Task: Please reproduce word for word the portion of the life science real estate text below that begins with the words containing "Thanks in part" and ends with "its latest report.".

Thanks in part to breakthroughs of mRNA and CRISPR technologies, billions of dollars of funding — both private and public — have been flowing into the life science sectors in recent years, according to news reports.
Investors are paying top dollar for lab space, and developers are rushing to bring more to market. While there has been some concern in recent months that rising interest rates and general economic weakness could cause a slowdown in the sector, it has not yet manifested in the sales and supply data, says Commercial Cafe in its latest report.
Here are other highlights from the CommercialCafe report:
Life science properties continue to command high sale prices in 2022, with the average facility trading at $645 per square foot, 150% higher than the overall average of $258 per square foot for general office buildings. Buildings that are candidates for lab space conversions can command higher prices, too. DivcoWest bought the 138,400-square-foot 5000 Shoreline Court in South San Francisco for $164.5 million ($1,188 per square foot) and immediately began converting the building into lab space.

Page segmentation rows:
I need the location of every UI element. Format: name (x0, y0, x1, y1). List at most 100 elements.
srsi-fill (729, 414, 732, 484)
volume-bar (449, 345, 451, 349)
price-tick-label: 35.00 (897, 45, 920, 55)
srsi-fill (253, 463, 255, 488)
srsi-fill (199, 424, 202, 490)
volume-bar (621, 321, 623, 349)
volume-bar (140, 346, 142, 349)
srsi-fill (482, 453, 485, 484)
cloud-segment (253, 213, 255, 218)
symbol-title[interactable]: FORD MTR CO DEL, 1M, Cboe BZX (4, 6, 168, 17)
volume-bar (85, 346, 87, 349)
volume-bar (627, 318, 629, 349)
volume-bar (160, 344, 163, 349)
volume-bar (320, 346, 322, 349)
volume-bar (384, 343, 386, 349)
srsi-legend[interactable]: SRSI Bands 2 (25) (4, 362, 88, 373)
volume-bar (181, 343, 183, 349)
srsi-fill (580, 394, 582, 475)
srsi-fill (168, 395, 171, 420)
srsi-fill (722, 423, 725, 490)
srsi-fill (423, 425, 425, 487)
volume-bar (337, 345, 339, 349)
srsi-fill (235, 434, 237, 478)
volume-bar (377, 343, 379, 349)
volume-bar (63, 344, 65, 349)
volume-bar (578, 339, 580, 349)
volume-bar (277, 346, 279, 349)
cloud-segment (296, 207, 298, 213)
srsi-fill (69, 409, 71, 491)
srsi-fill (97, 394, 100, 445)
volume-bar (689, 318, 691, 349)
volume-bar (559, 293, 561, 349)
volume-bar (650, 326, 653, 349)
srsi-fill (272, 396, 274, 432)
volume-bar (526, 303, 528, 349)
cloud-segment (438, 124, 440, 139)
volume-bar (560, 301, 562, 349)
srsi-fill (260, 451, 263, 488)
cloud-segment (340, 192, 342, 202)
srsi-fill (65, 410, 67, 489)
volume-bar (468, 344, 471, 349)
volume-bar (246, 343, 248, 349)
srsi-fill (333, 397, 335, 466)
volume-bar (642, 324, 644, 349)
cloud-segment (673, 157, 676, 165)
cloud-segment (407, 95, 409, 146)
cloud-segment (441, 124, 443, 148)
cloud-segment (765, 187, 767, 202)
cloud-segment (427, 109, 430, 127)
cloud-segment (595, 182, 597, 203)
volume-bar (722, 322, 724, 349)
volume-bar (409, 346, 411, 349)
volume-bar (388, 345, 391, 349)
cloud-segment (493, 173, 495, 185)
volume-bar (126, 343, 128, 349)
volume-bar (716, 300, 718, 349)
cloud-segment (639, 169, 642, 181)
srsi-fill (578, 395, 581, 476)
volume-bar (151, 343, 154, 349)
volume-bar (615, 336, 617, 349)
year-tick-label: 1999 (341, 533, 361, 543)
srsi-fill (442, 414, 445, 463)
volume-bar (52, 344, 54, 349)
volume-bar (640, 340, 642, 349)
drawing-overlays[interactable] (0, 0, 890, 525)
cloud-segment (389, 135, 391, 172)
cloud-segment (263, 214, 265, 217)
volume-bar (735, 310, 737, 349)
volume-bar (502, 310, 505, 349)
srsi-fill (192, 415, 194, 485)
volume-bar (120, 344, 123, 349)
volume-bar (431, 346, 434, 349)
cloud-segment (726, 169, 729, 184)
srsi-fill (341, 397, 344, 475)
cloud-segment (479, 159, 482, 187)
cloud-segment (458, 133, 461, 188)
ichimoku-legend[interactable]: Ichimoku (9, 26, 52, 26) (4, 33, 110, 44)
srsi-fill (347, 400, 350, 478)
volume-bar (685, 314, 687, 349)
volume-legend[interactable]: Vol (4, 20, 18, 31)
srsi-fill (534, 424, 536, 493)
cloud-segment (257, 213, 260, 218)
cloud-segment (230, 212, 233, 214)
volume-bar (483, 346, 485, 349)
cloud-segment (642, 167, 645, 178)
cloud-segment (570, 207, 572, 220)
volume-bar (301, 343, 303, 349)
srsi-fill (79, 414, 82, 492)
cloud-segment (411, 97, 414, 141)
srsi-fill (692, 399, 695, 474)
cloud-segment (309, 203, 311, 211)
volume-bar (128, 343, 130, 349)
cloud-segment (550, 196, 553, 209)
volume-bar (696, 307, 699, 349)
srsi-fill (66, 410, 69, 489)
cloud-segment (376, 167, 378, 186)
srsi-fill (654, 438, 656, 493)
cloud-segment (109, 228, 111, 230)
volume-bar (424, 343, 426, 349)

Answer space:
Thanks in part to breakthroughs of mRNA and CRISPR technologies, billions of dollars of funding — both private and public — have been flowing into the life science sectors in recent years, according to news reports.
Investors are paying top dollar for lab space, and developers are rushing to bring more to market. While there has been some concern in recent months that rising interest rates and general economic weakness could cause a slowdown in the sector, it has not yet manifested in the sales and supply data, says Commercial Cafe in its latest report.